━━━ TASK INPUTS

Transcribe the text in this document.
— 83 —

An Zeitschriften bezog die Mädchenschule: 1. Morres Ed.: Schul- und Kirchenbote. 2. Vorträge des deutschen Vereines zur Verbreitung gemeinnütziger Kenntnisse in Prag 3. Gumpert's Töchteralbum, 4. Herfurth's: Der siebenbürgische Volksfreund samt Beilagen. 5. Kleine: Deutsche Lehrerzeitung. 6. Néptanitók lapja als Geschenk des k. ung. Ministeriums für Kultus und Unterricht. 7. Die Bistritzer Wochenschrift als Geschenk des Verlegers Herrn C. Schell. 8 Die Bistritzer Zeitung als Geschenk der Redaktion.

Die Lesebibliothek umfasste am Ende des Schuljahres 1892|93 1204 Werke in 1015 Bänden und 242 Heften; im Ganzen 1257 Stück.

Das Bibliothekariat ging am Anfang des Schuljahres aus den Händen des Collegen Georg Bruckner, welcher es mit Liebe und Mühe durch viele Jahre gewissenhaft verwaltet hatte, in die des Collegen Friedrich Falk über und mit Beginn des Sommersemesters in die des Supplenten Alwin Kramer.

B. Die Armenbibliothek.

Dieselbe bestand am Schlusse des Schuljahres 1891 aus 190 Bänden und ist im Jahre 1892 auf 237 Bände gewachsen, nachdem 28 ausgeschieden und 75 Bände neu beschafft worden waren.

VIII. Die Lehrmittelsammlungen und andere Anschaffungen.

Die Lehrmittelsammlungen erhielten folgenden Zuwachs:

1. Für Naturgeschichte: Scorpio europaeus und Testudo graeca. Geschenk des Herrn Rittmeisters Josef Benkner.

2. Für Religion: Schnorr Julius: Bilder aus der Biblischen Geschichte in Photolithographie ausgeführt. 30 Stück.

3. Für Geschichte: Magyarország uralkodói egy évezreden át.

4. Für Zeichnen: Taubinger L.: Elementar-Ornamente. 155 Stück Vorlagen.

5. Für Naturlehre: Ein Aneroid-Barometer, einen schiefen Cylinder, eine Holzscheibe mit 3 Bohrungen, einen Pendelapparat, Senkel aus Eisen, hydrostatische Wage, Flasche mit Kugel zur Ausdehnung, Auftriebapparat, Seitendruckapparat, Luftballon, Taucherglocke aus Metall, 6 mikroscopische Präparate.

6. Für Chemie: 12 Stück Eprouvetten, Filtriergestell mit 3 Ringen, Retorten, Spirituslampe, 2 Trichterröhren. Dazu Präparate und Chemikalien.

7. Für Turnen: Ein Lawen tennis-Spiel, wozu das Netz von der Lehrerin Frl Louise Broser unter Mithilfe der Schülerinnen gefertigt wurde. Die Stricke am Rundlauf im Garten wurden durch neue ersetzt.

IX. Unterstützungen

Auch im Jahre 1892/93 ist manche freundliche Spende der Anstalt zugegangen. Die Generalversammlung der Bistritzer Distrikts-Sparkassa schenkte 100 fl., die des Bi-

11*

━━━━━━

=== PROBLEM DESCRIPTION ===
Count every line in the preceding entries where the string "Geschenk" appears, then state only the total.

=== EXERCISE RESULT ===
2